• TASK INSTRUCTIONS: Return only those lines of the listing in which "recrystallized" appears.

"""

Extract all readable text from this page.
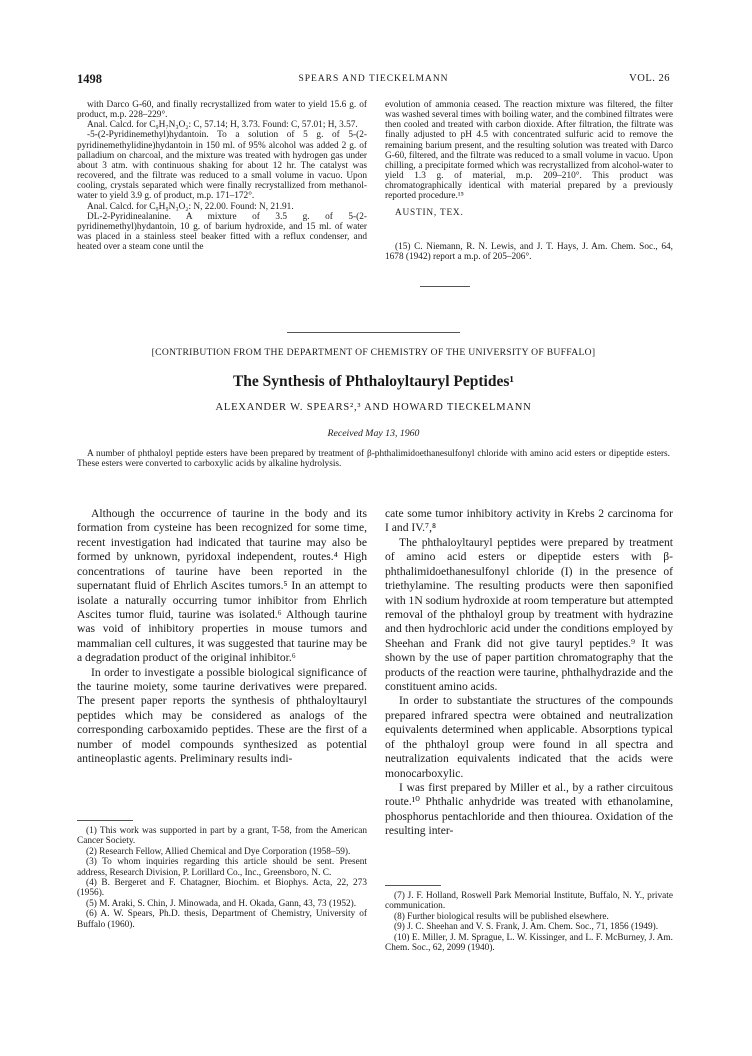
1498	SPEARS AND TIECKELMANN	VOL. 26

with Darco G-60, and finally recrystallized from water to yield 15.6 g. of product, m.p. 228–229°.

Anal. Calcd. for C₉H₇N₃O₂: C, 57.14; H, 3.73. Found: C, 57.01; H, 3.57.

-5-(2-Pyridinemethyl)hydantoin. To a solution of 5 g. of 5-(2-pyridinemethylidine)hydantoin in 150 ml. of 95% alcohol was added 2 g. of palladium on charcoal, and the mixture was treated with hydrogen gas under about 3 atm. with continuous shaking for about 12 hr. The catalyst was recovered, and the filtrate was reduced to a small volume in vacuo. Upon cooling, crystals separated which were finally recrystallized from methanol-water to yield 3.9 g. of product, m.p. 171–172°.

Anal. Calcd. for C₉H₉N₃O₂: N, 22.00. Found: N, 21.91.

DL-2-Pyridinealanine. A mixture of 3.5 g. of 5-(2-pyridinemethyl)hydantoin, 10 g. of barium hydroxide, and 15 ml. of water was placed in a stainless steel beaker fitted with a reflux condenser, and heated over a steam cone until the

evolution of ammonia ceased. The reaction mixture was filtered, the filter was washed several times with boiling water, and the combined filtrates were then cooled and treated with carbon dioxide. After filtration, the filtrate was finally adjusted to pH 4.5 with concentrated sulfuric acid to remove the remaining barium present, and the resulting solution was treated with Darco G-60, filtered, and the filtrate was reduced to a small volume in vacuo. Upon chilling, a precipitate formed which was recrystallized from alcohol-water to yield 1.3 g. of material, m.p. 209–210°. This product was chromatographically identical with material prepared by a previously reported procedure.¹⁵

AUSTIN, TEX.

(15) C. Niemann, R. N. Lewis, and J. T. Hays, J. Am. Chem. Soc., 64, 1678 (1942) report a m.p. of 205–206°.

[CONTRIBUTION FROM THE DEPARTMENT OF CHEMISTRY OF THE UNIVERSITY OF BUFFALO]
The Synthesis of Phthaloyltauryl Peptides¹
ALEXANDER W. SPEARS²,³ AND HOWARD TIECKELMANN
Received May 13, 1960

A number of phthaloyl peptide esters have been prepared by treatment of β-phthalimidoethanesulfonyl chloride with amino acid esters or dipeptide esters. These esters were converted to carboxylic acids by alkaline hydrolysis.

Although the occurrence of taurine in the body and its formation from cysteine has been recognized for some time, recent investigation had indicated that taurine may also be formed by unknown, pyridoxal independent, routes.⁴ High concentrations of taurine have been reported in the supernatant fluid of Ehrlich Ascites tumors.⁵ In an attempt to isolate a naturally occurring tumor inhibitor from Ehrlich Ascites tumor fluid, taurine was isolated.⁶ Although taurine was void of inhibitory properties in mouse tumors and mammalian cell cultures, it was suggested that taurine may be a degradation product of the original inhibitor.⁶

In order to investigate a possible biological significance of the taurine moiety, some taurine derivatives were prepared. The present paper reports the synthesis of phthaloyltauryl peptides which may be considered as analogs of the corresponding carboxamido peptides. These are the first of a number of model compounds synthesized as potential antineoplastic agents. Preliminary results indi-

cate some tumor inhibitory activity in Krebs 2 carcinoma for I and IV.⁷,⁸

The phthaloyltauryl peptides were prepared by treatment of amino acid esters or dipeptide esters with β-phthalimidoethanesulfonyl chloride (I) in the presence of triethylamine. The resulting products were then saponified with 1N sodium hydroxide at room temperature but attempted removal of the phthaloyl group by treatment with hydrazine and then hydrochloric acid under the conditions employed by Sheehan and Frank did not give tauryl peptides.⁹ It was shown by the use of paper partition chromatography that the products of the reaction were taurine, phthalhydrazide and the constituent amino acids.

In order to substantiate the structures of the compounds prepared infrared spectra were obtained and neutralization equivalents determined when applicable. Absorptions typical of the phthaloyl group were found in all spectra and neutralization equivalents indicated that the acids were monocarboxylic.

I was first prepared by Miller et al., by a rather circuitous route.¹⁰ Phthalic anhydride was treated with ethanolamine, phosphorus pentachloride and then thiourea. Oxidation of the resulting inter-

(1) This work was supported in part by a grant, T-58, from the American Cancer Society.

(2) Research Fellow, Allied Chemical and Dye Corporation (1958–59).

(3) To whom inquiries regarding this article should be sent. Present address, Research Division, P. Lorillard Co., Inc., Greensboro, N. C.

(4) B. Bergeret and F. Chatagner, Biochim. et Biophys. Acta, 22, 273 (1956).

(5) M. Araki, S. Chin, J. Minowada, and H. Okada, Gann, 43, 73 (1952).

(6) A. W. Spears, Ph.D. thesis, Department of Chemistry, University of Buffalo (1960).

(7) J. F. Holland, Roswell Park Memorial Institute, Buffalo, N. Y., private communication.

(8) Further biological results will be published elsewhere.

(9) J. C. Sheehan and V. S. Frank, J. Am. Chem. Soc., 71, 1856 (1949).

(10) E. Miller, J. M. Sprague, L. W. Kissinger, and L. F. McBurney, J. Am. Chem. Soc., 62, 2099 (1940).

"""
"""

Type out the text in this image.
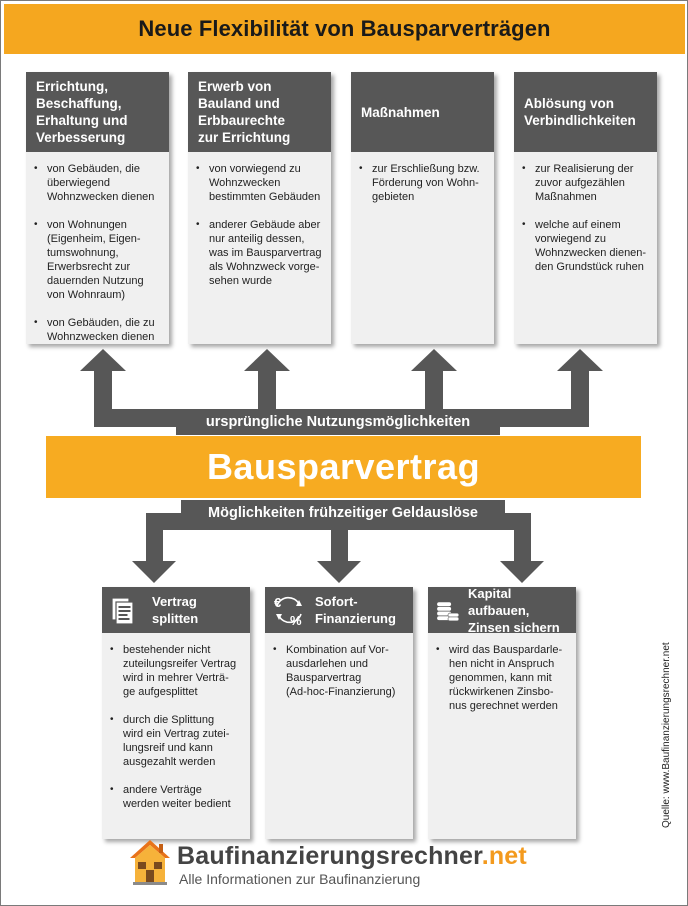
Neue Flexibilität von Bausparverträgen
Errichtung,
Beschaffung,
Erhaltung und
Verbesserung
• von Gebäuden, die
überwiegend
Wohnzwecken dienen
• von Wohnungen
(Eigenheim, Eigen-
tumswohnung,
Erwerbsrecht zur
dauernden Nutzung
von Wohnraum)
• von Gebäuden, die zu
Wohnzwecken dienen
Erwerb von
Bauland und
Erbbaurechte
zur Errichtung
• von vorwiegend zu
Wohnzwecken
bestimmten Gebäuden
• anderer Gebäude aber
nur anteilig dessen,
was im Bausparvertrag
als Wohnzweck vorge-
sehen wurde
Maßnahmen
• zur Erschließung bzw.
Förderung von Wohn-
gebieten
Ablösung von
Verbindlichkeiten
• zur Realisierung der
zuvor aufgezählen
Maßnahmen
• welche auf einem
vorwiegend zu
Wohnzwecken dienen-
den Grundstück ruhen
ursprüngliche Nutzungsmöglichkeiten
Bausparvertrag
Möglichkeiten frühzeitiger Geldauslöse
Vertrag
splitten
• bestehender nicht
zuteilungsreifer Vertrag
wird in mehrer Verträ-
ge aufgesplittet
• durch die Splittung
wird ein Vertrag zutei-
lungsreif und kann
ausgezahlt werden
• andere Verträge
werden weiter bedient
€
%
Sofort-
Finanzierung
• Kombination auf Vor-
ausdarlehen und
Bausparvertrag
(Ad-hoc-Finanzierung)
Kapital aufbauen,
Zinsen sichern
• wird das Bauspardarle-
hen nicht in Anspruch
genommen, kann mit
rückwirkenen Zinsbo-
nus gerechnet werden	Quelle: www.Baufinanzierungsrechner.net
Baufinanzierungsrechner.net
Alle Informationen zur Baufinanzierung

"""

• RESPONSE TO THE EXERCISE:
with Darco G-60, and finally recrystallized from water to yield 15.6 g. of product, m.p. 228–229°.
-5-(2-Pyridinemethyl)hydantoin. To a solution of 5 g. of 5-(2-pyridinemethylidine)hydantoin in 150 ml. of 95% alcohol was added 2 g. of palladium on charcoal, and the mixture was treated with hydrogen gas under about 3 atm. with continuous shaking for about 12 hr. The catalyst was recovered, and the filtrate was reduced to a small volume in vacuo. Upon cooling, crystals separated which were finally recrystallized from methanol-water to yield 3.9 g. of product, m.p. 171–172°.
evolution of ammonia ceased. The reaction mixture was filtered, the filter was washed several times with boiling water, and the combined filtrates were then cooled and treated with carbon dioxide. After filtration, the filtrate was finally adjusted to pH 4.5 with concentrated sulfuric acid to remove the remaining barium present, and the resulting solution was treated with Darco G-60, filtered, and the filtrate was reduced to a small volume in vacuo. Upon chilling, a precipitate formed which was recrystallized from alcohol-water to yield 1.3 g. of material, m.p. 209–210°. This product was chromatographically identical with material prepared by a previously reported procedure.¹⁵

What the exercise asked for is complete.